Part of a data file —
- - - - - - -

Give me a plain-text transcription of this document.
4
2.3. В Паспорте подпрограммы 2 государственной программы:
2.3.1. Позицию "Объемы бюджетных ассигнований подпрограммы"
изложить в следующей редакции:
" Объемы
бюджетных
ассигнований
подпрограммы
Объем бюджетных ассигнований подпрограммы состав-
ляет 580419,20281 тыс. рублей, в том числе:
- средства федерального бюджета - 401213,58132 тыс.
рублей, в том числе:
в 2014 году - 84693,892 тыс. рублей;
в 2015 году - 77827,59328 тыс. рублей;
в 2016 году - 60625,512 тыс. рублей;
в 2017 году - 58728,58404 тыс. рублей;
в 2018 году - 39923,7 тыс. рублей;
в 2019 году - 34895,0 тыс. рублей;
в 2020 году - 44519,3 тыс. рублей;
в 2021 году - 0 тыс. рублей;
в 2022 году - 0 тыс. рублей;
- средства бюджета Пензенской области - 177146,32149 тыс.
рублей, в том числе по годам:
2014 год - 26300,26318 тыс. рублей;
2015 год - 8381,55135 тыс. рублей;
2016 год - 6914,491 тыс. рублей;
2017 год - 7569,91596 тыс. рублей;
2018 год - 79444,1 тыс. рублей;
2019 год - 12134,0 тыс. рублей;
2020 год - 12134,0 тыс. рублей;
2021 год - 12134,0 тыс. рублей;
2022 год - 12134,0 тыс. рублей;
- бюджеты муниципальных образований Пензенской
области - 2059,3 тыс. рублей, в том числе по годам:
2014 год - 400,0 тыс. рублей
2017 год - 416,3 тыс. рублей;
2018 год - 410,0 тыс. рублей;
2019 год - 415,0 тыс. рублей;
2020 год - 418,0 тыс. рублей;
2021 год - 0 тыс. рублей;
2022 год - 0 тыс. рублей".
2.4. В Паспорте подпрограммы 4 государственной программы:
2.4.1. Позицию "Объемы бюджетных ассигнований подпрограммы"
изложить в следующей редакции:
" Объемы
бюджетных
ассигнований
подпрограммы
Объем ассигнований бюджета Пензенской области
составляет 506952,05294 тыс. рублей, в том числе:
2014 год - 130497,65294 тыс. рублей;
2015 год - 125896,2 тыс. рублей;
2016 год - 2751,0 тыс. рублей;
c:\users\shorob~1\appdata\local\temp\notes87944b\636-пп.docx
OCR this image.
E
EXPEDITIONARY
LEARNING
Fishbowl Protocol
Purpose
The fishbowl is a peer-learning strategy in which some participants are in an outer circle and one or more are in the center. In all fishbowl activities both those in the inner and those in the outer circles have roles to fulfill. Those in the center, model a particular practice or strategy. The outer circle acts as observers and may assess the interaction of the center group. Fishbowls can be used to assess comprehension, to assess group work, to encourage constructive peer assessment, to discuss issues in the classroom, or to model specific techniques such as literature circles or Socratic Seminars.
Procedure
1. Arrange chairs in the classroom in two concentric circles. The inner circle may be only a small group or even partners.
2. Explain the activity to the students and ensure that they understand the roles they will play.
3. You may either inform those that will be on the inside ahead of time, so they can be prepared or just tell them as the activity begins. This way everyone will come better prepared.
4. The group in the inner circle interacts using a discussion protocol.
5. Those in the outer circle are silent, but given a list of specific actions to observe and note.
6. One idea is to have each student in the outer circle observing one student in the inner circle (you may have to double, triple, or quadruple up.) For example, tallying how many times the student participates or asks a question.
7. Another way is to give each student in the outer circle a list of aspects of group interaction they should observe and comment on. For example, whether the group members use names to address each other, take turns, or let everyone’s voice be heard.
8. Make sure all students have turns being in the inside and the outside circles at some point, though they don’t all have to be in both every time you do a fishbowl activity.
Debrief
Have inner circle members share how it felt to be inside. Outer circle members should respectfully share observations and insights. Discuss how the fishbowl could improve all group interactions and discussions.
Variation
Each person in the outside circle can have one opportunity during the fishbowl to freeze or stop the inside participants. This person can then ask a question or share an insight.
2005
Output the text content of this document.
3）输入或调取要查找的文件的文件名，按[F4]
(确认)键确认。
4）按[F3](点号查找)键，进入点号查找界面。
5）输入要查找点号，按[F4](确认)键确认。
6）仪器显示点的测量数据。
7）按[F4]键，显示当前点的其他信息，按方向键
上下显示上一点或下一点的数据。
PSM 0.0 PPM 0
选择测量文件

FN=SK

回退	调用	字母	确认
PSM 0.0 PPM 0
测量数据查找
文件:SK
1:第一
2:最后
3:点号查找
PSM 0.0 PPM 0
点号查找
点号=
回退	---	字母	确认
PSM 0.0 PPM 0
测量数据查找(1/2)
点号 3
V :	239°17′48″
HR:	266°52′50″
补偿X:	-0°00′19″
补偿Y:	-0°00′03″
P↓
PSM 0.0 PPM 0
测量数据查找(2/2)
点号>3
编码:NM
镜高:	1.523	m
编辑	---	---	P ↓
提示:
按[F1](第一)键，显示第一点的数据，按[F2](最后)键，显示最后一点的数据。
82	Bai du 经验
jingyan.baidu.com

- - - - - - -

Given problem — Please repeat the listing above in full and exactly.

The reply —
Give me a plain-text transcription of this document.
4
2.3. В Паспорте подпрограммы 2 государственной программы:
2.3.1. Позицию "Объемы бюджетных ассигнований подпрограммы"
изложить в следующей редакции:
" Объемы
бюджетных
ассигнований
подпрограммы
Объем бюджетных ассигнований подпрограммы состав-
ляет 580419,20281 тыс. рублей, в том числе:
- средства федерального бюджета - 401213,58132 тыс.
рублей, в том числе:
в 2014 году - 84693,892 тыс. рублей;
в 2015 году - 77827,59328 тыс. рублей;
в 2016 году - 60625,512 тыс. рублей;
в 2017 году - 58728,58404 тыс. рублей;
в 2018 году - 39923,7 тыс. рублей;
в 2019 году - 34895,0 тыс. рублей;
в 2020 году - 44519,3 тыс. рублей;
в 2021 году - 0 тыс. рублей;
в 2022 году - 0 тыс. рублей;
- средства бюджета Пензенской области - 177146,32149 тыс.
рублей, в том числе по годам:
2014 год - 26300,26318 тыс. рублей;
2015 год - 8381,55135 тыс. рублей;
2016 год - 6914,491 тыс. рублей;
2017 год - 7569,91596 тыс. рублей;
2018 год - 79444,1 тыс. рублей;
2019 год - 12134,0 тыс. рублей;
2020 год - 12134,0 тыс. рублей;
2021 год - 12134,0 тыс. рублей;
2022 год - 12134,0 тыс. рублей;
- бюджеты муниципальных образований Пензенской
области - 2059,3 тыс. рублей, в том числе по годам:
2014 год - 400,0 тыс. рублей
2017 год - 416,3 тыс. рублей;
2018 год - 410,0 тыс. рублей;
2019 год - 415,0 тыс. рублей;
2020 год - 418,0 тыс. рублей;
2021 год - 0 тыс. рублей;
2022 год - 0 тыс. рублей".
2.4. В Паспорте подпрограммы 4 государственной программы:
2.4.1. Позицию "Объемы бюджетных ассигнований подпрограммы"
изложить в следующей редакции:
" Объемы
бюджетных
ассигнований
подпрограммы
Объем ассигнований бюджета Пензенской области
составляет 506952,05294 тыс. рублей, в том числе:
2014 год - 130497,65294 тыс. рублей;
2015 год - 125896,2 тыс. рублей;
2016 год - 2751,0 тыс. рублей;
c:\users\shorob~1\appdata\local\temp\notes87944b\636-пп.docx
OCR this image.
E
EXPEDITIONARY
LEARNING
Fishbowl Protocol
Purpose
The fishbowl is a peer-learning strategy in which some participants are in an outer circle and one or more are in the center. In all fishbowl activities both those in the inner and those in the outer circles have roles to fulfill. Those in the center, model a particular practice or strategy. The outer circle acts as observers and may assess the interaction of the center group. Fishbowls can be used to assess comprehension, to assess group work, to encourage constructive peer assessment, to discuss issues in the classroom, or to model specific techniques such as literature circles or Socratic Seminars.
Procedure
1. Arrange chairs in the classroom in two concentric circles. The inner circle may be only a small group or even partners.
2. Explain the activity to the students and ensure that they understand the roles they will play.
3. You may either inform those that will be on the inside ahead of time, so they can be prepared or just tell them as the activity begins. This way everyone will come better prepared.
4. The group in the inner circle interacts using a discussion protocol.
5. Those in the outer circle are silent, but given a list of specific actions to observe and note.
6. One idea is to have each student in the outer circle observing one student in the inner circle (you may have to double, triple, or quadruple up.) For example, tallying how many times the student participates or asks a question.
7. Another way is to give each student in the outer circle a list of aspects of group interaction they should observe and comment on. For example, whether the group members use names to address each other, take turns, or let everyone’s voice be heard.
8. Make sure all students have turns being in the inside and the outside circles at some point, though they don’t all have to be in both every time you do a fishbowl activity.
Debrief
Have inner circle members share how it felt to be inside. Outer circle members should respectfully share observations and insights. Discuss how the fishbowl could improve all group interactions and discussions.
Variation
Each person in the outside circle can have one opportunity during the fishbowl to freeze or stop the inside participants. This person can then ask a question or share an insight.
2005
Output the text content of this document.
3）输入或调取要查找的文件的文件名，按[F4]
(确认)键确认。
4）按[F3](点号查找)键，进入点号查找界面。
5）输入要查找点号，按[F4](确认)键确认。
6）仪器显示点的测量数据。
7）按[F4]键，显示当前点的其他信息，按方向键
上下显示上一点或下一点的数据。
PSM 0.0 PPM 0
选择测量文件

FN=SK

回退	调用	字母	确认
PSM 0.0 PPM 0
测量数据查找
文件:SK
1:第一
2:最后
3:点号查找
PSM 0.0 PPM 0
点号查找
点号=
回退	---	字母	确认
PSM 0.0 PPM 0
测量数据查找(1/2)
点号 3
V :	239°17′48″
HR:	266°52′50″
补偿X:	-0°00′19″
补偿Y:	-0°00′03″
P↓
PSM 0.0 PPM 0
测量数据查找(2/2)
点号>3
编码:NM
镜高:	1.523	m
编辑	---	---	P ↓
提示:
按[F1](第一)键，显示第一点的数据，按[F2](最后)键，显示最后一点的数据。
82	Bai du 经验
jingyan.baidu.com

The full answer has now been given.